EXERCISE DIRECTIONS: Copy each line exactly. Leave nothing out.

Saved data entries:
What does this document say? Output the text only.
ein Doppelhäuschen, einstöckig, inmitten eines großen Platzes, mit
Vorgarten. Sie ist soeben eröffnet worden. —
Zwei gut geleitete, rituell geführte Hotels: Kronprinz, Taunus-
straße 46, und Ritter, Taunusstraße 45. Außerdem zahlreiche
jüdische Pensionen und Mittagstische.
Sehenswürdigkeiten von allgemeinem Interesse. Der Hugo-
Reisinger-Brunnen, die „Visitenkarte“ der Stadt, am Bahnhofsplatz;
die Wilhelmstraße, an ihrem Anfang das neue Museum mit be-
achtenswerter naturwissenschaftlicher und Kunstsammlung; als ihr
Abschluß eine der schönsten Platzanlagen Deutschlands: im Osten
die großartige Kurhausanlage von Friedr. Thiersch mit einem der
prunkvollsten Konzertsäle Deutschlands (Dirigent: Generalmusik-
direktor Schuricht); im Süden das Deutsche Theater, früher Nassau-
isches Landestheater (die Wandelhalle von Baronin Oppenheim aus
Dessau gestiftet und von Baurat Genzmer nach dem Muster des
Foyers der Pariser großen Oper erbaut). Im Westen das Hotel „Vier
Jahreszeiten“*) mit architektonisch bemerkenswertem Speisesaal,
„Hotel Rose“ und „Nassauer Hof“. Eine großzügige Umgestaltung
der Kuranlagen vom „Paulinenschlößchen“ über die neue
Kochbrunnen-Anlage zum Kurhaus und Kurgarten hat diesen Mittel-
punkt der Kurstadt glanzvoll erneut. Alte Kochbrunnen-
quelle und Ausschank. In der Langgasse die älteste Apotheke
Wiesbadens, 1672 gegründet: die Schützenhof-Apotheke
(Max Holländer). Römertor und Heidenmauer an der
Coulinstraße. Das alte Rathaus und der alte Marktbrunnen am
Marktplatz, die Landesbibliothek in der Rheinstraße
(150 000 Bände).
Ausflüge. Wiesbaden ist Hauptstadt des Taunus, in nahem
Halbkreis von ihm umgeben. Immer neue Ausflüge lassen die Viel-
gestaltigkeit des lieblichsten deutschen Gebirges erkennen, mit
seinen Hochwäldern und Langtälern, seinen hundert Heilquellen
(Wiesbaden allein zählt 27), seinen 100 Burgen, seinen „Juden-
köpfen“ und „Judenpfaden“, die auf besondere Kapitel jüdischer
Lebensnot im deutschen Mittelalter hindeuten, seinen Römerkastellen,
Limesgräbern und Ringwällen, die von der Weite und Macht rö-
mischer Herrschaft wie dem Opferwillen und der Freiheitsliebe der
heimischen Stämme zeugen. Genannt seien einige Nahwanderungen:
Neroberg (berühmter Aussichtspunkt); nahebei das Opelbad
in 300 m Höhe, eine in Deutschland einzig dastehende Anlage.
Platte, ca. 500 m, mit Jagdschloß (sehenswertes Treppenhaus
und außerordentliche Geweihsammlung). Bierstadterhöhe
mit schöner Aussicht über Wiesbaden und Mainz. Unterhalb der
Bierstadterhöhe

EXPECTED ANSWER:
What does this document say? Output the text only.
ein Doppelhäuschen, einstöckig, inmitten eines großen Platzes, mit
Vorgarten. Sie ist soeben eröffnet worden. —
Zwei gut geleitete, rituell geführte Hotels: Kronprinz, Taunus-
straße 46, und Ritter, Taunusstraße 45. Außerdem zahlreiche
jüdische Pensionen und Mittagstische.
Sehenswürdigkeiten von allgemeinem Interesse. Der Hugo-
Reisinger-Brunnen, die „Visitenkarte“ der Stadt, am Bahnhofsplatz;
die Wilhelmstraße, an ihrem Anfang das neue Museum mit be-
achtenswerter naturwissenschaftlicher und Kunstsammlung; als ihr
Abschluß eine der schönsten Platzanlagen Deutschlands: im Osten
die großartige Kurhausanlage von Friedr. Thiersch mit einem der
prunkvollsten Konzertsäle Deutschlands (Dirigent: Generalmusik-
direktor Schuricht); im Süden das Deutsche Theater, früher Nassau-
isches Landestheater (die Wandelhalle von Baronin Oppenheim aus
Dessau gestiftet und von Baurat Genzmer nach dem Muster des
Foyers der Pariser großen Oper erbaut). Im Westen das Hotel „Vier
Jahreszeiten“*) mit architektonisch bemerkenswertem Speisesaal,
„Hotel Rose“ und „Nassauer Hof“. Eine großzügige Umgestaltung
der Kuranlagen vom „Paulinenschlößchen“ über die neue
Kochbrunnen-Anlage zum Kurhaus und Kurgarten hat diesen Mittel-
punkt der Kurstadt glanzvoll erneut. Alte Kochbrunnen-
quelle und Ausschank. In der Langgasse die älteste Apotheke
Wiesbadens, 1672 gegründet: die Schützenhof-Apotheke
(Max Holländer). Römertor und Heidenmauer an der
Coulinstraße. Das alte Rathaus und der alte Marktbrunnen am
Marktplatz, die Landesbibliothek in der Rheinstraße
(150 000 Bände).
Ausflüge. Wiesbaden ist Hauptstadt des Taunus, in nahem
Halbkreis von ihm umgeben. Immer neue Ausflüge lassen die Viel-
gestaltigkeit des lieblichsten deutschen Gebirges erkennen, mit
seinen Hochwäldern und Langtälern, seinen hundert Heilquellen
(Wiesbaden allein zählt 27), seinen 100 Burgen, seinen „Juden-
köpfen“ und „Judenpfaden“, die auf besondere Kapitel jüdischer
Lebensnot im deutschen Mittelalter hindeuten, seinen Römerkastellen,
Limesgräbern und Ringwällen, die von der Weite und Macht rö-
mischer Herrschaft wie dem Opferwillen und der Freiheitsliebe der
heimischen Stämme zeugen. Genannt seien einige Nahwanderungen:
Neroberg (berühmter Aussichtspunkt); nahebei das Opelbad
in 300 m Höhe, eine in Deutschland einzig dastehende Anlage.
Platte, ca. 500 m, mit Jagdschloß (sehenswertes Treppenhaus
und außerordentliche Geweihsammlung). Bierstadterhöhe
mit schöner Aussicht über Wiesbaden und Mainz. Unterhalb der
Bierstadterhöhe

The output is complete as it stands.